The problem
Give the data again, word for word.

* * * * *

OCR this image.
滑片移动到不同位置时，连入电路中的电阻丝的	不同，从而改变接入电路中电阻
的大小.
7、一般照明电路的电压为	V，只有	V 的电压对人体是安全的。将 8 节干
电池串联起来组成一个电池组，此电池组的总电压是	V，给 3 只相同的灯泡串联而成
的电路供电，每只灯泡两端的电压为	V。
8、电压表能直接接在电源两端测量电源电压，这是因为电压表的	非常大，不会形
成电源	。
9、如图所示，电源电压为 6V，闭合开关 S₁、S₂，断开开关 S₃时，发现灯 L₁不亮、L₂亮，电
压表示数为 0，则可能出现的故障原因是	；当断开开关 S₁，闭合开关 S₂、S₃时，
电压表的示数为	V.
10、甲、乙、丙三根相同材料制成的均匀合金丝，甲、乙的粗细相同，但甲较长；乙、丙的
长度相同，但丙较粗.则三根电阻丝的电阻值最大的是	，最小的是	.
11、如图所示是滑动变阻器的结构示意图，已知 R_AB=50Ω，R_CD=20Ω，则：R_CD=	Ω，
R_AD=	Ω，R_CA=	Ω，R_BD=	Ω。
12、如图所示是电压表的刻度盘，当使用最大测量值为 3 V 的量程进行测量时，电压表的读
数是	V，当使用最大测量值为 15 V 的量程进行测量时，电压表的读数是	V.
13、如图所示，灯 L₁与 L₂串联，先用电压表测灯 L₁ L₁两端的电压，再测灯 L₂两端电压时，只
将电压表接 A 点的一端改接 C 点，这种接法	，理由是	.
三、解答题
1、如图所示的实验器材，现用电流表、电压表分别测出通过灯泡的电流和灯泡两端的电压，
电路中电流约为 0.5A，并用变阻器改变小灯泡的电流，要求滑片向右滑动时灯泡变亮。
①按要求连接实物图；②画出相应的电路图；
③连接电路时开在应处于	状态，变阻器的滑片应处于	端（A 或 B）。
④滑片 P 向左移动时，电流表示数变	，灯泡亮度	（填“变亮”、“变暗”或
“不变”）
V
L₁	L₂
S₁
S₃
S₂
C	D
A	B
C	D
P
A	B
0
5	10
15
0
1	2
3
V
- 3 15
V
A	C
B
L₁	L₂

* * * * *

Solution for this exercise
OCR this image.
滑片移动到不同位置时，连入电路中的电阻丝的	不同，从而改变接入电路中电阻
的大小.
7、一般照明电路的电压为	V，只有	V 的电压对人体是安全的。将 8 节干
电池串联起来组成一个电池组，此电池组的总电压是	V，给 3 只相同的灯泡串联而成
的电路供电，每只灯泡两端的电压为	V。
8、电压表能直接接在电源两端测量电源电压，这是因为电压表的	非常大，不会形
成电源	。
9、如图所示，电源电压为 6V，闭合开关 S₁、S₂，断开开关 S₃时，发现灯 L₁不亮、L₂亮，电
压表示数为 0，则可能出现的故障原因是	；当断开开关 S₁，闭合开关 S₂、S₃时，
电压表的示数为	V.
10、甲、乙、丙三根相同材料制成的均匀合金丝，甲、乙的粗细相同，但甲较长；乙、丙的
长度相同，但丙较粗.则三根电阻丝的电阻值最大的是	，最小的是	.
11、如图所示是滑动变阻器的结构示意图，已知 R_AB=50Ω，R_CD=20Ω，则：R_CD=	Ω，
R_AD=	Ω，R_CA=	Ω，R_BD=	Ω。
12、如图所示是电压表的刻度盘，当使用最大测量值为 3 V 的量程进行测量时，电压表的读
数是	V，当使用最大测量值为 15 V 的量程进行测量时，电压表的读数是	V.
13、如图所示，灯 L₁与 L₂串联，先用电压表测灯 L₁ L₁两端的电压，再测灯 L₂两端电压时，只
将电压表接 A 点的一端改接 C 点，这种接法	，理由是	.
三、解答题
1、如图所示的实验器材，现用电流表、电压表分别测出通过灯泡的电流和灯泡两端的电压，
电路中电流约为 0.5A，并用变阻器改变小灯泡的电流，要求滑片向右滑动时灯泡变亮。
①按要求连接实物图；②画出相应的电路图；
③连接电路时开在应处于	状态，变阻器的滑片应处于	端（A 或 B）。
④滑片 P 向左移动时，电流表示数变	，灯泡亮度	（填“变亮”、“变暗”或
“不变”）
V
L₁	L₂
S₁
S₃
S₂
C	D
A	B
C	D
P
A	B
0
5	10
15
0
1	2
3
V
- 3 15
V
A	C
B
L₁	L₂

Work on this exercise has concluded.